__Image-based layout records__.

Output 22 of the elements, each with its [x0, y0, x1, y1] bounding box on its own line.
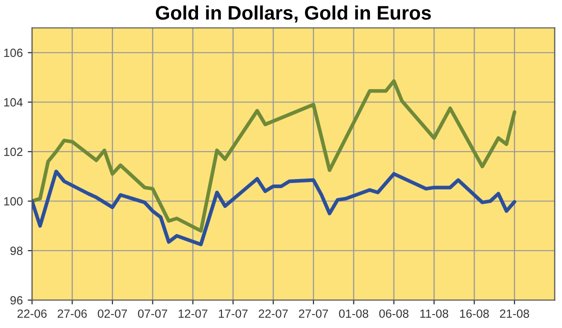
- y-tick-label: 102: [4, 148, 22, 156]
- x-tick-label: 07-07: [138, 309, 168, 318]
- x-tick-label: 06-08: [379, 309, 408, 318]
- y-tick-label: 100: [4, 197, 23, 206]
- y-tick-label: 98: [10, 246, 22, 256]
- x-tick-label: 02-07: [98, 309, 127, 318]
- x-tick-label: 12-07: [178, 309, 208, 318]
- chart-title: Gold in Dollars, Gold in Euros: [156, 5, 431, 23]
- x-tick-label: 27-06: [58, 309, 87, 318]
- y-tick-label: 96: [10, 296, 22, 305]
- line-series: [32, 170, 516, 246]
- y-tick-label: 106: [4, 48, 22, 58]
- x-tick-label: 27-07: [298, 309, 328, 318]
- x-tick-label: 22-06: [18, 309, 47, 318]
- x-tick-label: 11-08: [420, 309, 448, 318]
- x-tick-label: 21-08: [500, 309, 530, 318]
- x-tick-label: 22-07: [258, 309, 288, 318]
- x-tick-label: 17-07: [218, 309, 248, 318]
- line-series: [32, 79, 516, 233]
- x-tick-label: 16-08: [460, 309, 489, 318]
- x-tick-label: 01-08: [339, 309, 368, 318]
- y-tick-label: 104: [4, 98, 23, 107]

__What is required__. Can you arrange every line of the records above as a Markdown table with the columns "Row" and "Line", numbering the rows, skipping blank lines, and leaving the pictures out?

__Task output__.
| Row | Line |
|---|---|
| 1 | Output 22 of the elements, each with its [x0, y0, x1, y1] bounding box on its own line. |
| 2 | - y-tick-label: 102: [4, 148, 22, 156] |
| 3 | - x-tick-label: 07-07: [138, 309, 168, 318] |
| 4 | - x-tick-label: 06-08: [379, 309, 408, 318] |
| 5 | - y-tick-label: 100: [4, 197, 23, 206] |
| 6 | - y-tick-label: 98: [10, 246, 22, 256] |
| 7 | - x-tick-label: 02-07: [98, 309, 127, 318] |
| 8 | - x-tick-label: 12-07: [178, 309, 208, 318] |
| 9 | - chart-title: Gold in Dollars, Gold in Euros: [156, 5, 431, 23] |
| 10 | - x-tick-label: 27-06: [58, 309, 87, 318] |
| 11 | - y-tick-label: 96: [10, 296, 22, 305] |
| 12 | - line-series: [32, 170, 516, 246] |
| 13 | - y-tick-label: 106: [4, 48, 22, 58] |
| 14 | - x-tick-label: 27-07: [298, 309, 328, 318] |
| 15 | - x-tick-label: 22-06: [18, 309, 47, 318] |
| 16 | - x-tick-label: 11-08: [420, 309, 448, 318] |
| 17 | - x-tick-label: 21-08: [500, 309, 530, 318] |
| 18 | - x-tick-label: 22-07: [258, 309, 288, 318] |
| 19 | - x-tick-label: 17-07: [218, 309, 248, 318] |
| 20 | - line-series: [32, 79, 516, 233] |
| 21 | - x-tick-label: 16-08: [460, 309, 489, 318] |
| 22 | - x-tick-label: 01-08: [339, 309, 368, 318] |
| 23 | - y-tick-label: 104: [4, 98, 23, 107] |